-------- STORED DATA --------

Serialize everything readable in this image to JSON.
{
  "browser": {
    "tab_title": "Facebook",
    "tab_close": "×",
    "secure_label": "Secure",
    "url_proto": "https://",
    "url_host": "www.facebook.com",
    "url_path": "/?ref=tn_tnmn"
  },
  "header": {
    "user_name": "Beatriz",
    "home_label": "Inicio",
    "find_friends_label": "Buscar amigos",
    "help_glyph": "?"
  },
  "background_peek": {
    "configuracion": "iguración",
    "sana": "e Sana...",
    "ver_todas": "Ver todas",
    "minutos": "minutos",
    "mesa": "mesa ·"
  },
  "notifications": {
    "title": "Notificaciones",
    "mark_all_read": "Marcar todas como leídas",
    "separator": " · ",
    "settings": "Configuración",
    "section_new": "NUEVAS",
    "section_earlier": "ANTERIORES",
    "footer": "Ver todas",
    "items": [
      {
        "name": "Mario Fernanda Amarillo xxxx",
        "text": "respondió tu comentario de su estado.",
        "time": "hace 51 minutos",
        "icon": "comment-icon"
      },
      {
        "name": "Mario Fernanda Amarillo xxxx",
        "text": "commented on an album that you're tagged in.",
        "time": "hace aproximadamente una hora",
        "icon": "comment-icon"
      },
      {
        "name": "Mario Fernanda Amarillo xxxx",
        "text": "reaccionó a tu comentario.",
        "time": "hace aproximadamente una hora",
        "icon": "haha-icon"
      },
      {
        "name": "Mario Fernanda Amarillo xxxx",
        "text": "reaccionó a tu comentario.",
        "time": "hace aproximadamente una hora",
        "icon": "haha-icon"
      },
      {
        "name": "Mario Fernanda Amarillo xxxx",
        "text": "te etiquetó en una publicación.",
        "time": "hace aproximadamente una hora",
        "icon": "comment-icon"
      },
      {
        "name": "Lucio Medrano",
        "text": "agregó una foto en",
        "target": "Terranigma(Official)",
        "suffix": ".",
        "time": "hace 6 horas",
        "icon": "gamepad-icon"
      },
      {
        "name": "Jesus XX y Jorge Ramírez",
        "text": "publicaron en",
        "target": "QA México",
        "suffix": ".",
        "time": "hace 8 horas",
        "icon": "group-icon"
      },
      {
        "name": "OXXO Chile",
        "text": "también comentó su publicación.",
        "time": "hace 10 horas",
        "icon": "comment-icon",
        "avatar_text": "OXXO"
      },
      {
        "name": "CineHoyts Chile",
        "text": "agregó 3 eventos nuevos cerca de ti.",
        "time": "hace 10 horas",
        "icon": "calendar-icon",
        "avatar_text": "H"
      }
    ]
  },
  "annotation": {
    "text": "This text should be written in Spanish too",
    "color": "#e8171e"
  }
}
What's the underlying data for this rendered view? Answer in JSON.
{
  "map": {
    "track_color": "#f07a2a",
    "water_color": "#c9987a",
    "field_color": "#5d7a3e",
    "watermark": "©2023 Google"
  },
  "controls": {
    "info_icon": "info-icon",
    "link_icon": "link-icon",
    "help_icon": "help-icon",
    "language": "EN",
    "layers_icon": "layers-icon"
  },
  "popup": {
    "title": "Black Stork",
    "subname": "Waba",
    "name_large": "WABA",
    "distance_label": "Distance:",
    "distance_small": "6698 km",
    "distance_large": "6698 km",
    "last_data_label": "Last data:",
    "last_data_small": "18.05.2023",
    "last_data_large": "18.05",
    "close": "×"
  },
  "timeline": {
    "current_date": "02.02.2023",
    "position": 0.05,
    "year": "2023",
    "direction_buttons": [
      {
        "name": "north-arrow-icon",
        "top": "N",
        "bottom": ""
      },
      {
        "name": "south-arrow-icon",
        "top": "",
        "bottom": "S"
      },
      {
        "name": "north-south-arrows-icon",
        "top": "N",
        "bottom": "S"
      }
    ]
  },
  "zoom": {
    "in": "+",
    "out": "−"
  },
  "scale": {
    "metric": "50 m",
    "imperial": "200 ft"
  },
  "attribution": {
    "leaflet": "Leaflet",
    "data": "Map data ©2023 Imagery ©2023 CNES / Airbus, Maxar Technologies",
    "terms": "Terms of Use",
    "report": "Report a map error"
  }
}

--------

WRITTEN INSTRUCTION. From the entries above, pull out each line that includes "south".

THE RESULT.
        "name": "south-arrow-icon",
        "name": "north-south-arrows-icon",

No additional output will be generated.